### [Entries supplied]
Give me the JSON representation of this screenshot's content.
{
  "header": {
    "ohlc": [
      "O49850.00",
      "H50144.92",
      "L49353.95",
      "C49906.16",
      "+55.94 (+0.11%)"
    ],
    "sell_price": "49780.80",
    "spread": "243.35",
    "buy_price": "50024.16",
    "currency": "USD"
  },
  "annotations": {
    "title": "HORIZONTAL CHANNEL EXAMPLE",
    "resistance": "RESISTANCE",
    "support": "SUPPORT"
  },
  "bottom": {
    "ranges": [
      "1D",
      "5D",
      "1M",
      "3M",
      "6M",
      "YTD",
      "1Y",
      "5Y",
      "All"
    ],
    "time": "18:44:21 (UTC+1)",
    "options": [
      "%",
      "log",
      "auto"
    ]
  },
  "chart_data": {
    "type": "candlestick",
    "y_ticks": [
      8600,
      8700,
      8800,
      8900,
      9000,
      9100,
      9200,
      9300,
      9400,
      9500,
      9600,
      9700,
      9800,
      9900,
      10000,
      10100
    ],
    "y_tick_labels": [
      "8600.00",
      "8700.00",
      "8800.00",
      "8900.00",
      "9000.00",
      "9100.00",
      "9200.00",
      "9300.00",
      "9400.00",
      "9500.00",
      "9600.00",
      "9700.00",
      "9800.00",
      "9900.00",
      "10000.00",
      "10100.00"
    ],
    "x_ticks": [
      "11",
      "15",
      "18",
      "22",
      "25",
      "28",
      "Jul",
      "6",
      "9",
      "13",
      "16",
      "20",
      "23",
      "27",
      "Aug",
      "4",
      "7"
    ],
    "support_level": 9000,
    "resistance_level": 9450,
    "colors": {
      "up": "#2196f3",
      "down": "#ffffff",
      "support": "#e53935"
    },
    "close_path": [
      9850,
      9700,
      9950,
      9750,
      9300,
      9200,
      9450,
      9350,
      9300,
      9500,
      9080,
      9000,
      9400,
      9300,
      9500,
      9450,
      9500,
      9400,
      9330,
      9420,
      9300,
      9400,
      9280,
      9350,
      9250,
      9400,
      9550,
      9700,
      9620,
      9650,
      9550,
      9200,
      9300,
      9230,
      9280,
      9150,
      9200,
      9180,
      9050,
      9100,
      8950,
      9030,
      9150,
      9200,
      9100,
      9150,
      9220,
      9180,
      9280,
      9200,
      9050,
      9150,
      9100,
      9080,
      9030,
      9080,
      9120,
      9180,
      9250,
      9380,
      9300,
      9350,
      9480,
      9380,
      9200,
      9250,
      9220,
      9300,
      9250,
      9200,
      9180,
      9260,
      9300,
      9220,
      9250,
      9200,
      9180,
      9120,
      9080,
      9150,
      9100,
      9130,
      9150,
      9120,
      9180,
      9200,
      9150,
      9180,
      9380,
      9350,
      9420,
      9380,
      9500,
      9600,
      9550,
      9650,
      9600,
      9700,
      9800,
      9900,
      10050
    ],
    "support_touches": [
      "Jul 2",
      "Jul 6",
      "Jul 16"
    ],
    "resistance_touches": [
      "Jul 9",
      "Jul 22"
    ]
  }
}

--

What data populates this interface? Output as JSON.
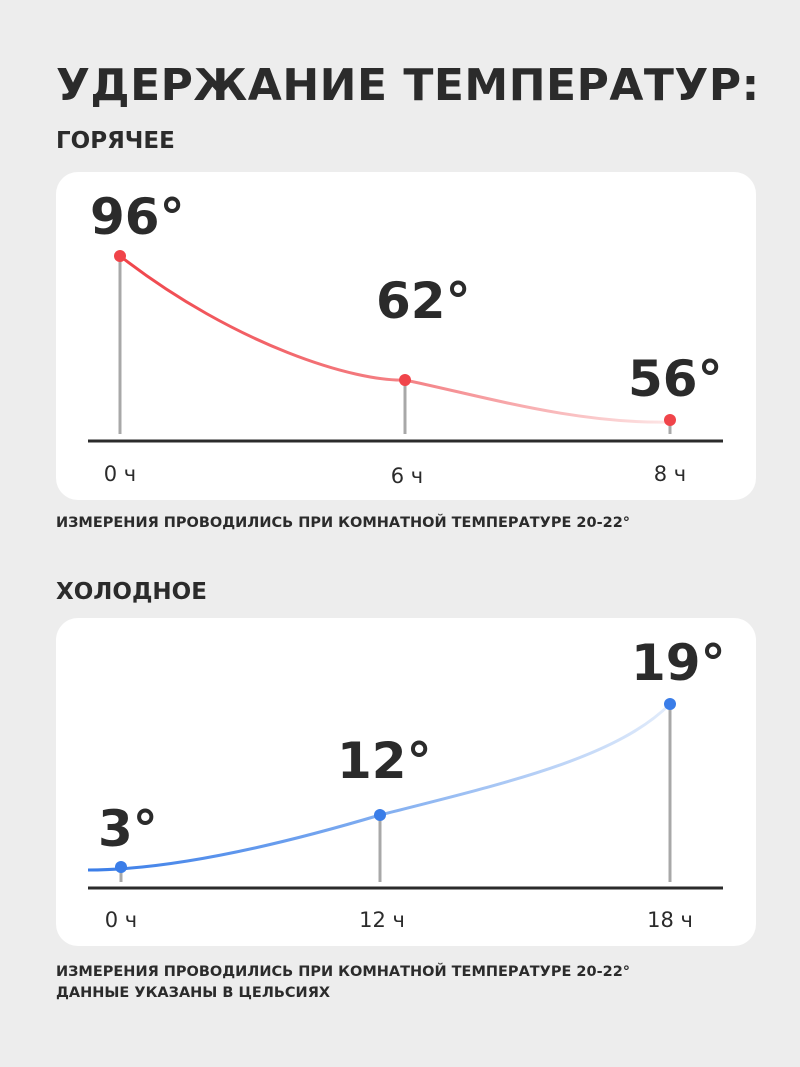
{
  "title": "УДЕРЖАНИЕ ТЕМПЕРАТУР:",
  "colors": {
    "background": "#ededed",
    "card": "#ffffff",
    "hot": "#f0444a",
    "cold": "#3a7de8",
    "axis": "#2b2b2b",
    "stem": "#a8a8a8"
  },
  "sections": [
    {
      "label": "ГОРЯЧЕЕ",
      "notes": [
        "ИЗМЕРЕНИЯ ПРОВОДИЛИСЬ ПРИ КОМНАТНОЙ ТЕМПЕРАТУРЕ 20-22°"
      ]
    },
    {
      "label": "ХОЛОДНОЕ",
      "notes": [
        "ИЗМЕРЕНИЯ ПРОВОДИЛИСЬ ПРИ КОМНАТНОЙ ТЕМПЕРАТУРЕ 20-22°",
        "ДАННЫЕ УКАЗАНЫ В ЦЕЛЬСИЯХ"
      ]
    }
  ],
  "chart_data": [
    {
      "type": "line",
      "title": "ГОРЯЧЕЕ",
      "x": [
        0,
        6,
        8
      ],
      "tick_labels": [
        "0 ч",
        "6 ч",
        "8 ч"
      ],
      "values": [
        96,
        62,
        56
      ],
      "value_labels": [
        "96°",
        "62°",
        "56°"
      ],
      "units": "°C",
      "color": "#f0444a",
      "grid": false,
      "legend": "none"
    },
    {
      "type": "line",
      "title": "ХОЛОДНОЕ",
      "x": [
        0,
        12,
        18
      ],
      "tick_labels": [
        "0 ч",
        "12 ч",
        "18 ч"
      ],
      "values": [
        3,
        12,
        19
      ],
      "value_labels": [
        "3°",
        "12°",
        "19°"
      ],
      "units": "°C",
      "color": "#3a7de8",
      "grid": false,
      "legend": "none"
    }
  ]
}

### [What to do]
Select, from the listing, all lines that include the word "ПРОВОДИЛИСЬ".

### [Task response]
        "ИЗМЕРЕНИЯ ПРОВОДИЛИСЬ ПРИ КОМНАТНОЙ ТЕМПЕРАТУРЕ 20-22°"
        "ИЗМЕРЕНИЯ ПРОВОДИЛИСЬ ПРИ КОМНАТНОЙ ТЕМПЕРАТУРЕ 20-22°",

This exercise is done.